◆ Work to complete: Give the listing again in full, exactly as written.
── Records for this task ──
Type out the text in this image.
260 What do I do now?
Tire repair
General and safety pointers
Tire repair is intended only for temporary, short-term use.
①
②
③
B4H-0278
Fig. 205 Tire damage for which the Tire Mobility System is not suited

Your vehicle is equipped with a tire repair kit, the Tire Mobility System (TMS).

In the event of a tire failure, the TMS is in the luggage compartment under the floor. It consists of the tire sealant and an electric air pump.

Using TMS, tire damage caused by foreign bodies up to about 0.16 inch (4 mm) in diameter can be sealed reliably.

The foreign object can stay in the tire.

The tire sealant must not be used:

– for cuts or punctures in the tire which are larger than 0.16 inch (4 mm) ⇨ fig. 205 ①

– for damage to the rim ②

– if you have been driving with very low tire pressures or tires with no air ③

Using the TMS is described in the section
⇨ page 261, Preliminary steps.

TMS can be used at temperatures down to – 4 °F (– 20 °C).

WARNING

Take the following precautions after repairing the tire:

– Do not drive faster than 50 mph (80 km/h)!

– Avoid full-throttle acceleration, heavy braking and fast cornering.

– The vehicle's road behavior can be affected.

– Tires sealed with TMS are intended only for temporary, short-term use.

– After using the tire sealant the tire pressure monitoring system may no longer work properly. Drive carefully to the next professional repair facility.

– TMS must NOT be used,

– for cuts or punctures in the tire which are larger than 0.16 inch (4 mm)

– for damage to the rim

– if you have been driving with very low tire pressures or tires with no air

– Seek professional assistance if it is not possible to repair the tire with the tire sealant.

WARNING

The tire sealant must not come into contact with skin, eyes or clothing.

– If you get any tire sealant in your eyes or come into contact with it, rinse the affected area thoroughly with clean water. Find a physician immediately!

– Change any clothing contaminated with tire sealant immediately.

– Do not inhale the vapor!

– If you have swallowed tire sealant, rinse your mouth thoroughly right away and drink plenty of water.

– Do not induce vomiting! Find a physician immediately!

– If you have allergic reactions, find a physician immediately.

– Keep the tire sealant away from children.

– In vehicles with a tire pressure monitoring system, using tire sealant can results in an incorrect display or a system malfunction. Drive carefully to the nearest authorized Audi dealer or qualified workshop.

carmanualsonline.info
───
◆ Response to this exercise:
Type out the text in this image.
260 What do I do now?
Tire repair
General and safety pointers
Tire repair is intended only for temporary, short-term use.
①
②
③
B4H-0278
Fig. 205 Tire damage for which the Tire Mobility System is not suited

Your vehicle is equipped with a tire repair kit, the Tire Mobility System (TMS).

In the event of a tire failure, the TMS is in the luggage compartment under the floor. It consists of the tire sealant and an electric air pump.

Using TMS, tire damage caused by foreign bodies up to about 0.16 inch (4 mm) in diameter can be sealed reliably.

The foreign object can stay in the tire.

The tire sealant must not be used:

– for cuts or punctures in the tire which are larger than 0.16 inch (4 mm) ⇨ fig. 205 ①

– for damage to the rim ②

– if you have been driving with very low tire pressures or tires with no air ③

Using the TMS is described in the section
⇨ page 261, Preliminary steps.

TMS can be used at temperatures down to – 4 °F (– 20 °C).

WARNING

Take the following precautions after repairing the tire:

– Do not drive faster than 50 mph (80 km/h)!

– Avoid full-throttle acceleration, heavy braking and fast cornering.

– The vehicle's road behavior can be affected.

– Tires sealed with TMS are intended only for temporary, short-term use.

– After using the tire sealant the tire pressure monitoring system may no longer work properly. Drive carefully to the next professional repair facility.

– TMS must NOT be used,

– for cuts or punctures in the tire which are larger than 0.16 inch (4 mm)

– for damage to the rim

– if you have been driving with very low tire pressures or tires with no air

– Seek professional assistance if it is not possible to repair the tire with the tire sealant.

WARNING

The tire sealant must not come into contact with skin, eyes or clothing.

– If you get any tire sealant in your eyes or come into contact with it, rinse the affected area thoroughly with clean water. Find a physician immediately!

– Change any clothing contaminated with tire sealant immediately.

– Do not inhale the vapor!

– If you have swallowed tire sealant, rinse your mouth thoroughly right away and drink plenty of water.

– Do not induce vomiting! Find a physician immediately!

– If you have allergic reactions, find a physician immediately.

– Keep the tire sealant away from children.

– In vehicles with a tire pressure monitoring system, using tire sealant can results in an incorrect display or a system malfunction. Drive carefully to the nearest authorized Audi dealer or qualified workshop.

carmanualsonline.info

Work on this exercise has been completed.